%%

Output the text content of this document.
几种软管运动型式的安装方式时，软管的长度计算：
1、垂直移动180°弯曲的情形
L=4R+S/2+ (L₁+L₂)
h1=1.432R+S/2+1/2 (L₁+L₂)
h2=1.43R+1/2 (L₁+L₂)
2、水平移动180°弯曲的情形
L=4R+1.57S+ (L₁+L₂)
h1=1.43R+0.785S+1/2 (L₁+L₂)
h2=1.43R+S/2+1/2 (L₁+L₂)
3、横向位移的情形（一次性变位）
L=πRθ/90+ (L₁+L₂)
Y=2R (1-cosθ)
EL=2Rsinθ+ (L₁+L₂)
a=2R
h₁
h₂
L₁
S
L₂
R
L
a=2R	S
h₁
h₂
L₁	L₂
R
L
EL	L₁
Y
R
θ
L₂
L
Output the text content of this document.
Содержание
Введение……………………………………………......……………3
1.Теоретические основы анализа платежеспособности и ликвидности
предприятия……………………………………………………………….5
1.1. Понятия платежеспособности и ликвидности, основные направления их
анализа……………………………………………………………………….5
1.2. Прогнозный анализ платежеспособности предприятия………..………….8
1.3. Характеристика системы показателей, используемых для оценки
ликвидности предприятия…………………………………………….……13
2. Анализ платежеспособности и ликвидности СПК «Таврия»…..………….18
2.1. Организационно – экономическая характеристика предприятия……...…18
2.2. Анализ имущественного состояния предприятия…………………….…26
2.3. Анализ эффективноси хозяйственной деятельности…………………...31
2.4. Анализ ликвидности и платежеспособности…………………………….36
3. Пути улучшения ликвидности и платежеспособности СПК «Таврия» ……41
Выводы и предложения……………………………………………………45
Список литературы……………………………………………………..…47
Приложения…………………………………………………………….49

%%

### Do this
Repeat each record exactly. Omit nothing.

### Result below
Output the text content of this document.
几种软管运动型式的安装方式时，软管的长度计算：
1、垂直移动180°弯曲的情形
L=4R+S/2+ (L₁+L₂)
h1=1.432R+S/2+1/2 (L₁+L₂)
h2=1.43R+1/2 (L₁+L₂)
2、水平移动180°弯曲的情形
L=4R+1.57S+ (L₁+L₂)
h1=1.43R+0.785S+1/2 (L₁+L₂)
h2=1.43R+S/2+1/2 (L₁+L₂)
3、横向位移的情形（一次性变位）
L=πRθ/90+ (L₁+L₂)
Y=2R (1-cosθ)
EL=2Rsinθ+ (L₁+L₂)
a=2R
h₁
h₂
L₁
S
L₂
R
L
a=2R	S
h₁
h₂
L₁	L₂
R
L
EL	L₁
Y
R
θ
L₂
L
Output the text content of this document.
Содержание
Введение……………………………………………......……………3
1.Теоретические основы анализа платежеспособности и ликвидности
предприятия……………………………………………………………….5
1.1. Понятия платежеспособности и ликвидности, основные направления их
анализа……………………………………………………………………….5
1.2. Прогнозный анализ платежеспособности предприятия………..………….8
1.3. Характеристика системы показателей, используемых для оценки
ликвидности предприятия…………………………………………….……13
2. Анализ платежеспособности и ликвидности СПК «Таврия»…..………….18
2.1. Организационно – экономическая характеристика предприятия……...…18
2.2. Анализ имущественного состояния предприятия…………………….…26
2.3. Анализ эффективноси хозяйственной деятельности…………………...31
2.4. Анализ ликвидности и платежеспособности…………………………….36
3. Пути улучшения ликвидности и платежеспособности СПК «Таврия» ……41
Выводы и предложения……………………………………………………45
Список литературы……………………………………………………..…47
Приложения…………………………………………………………….49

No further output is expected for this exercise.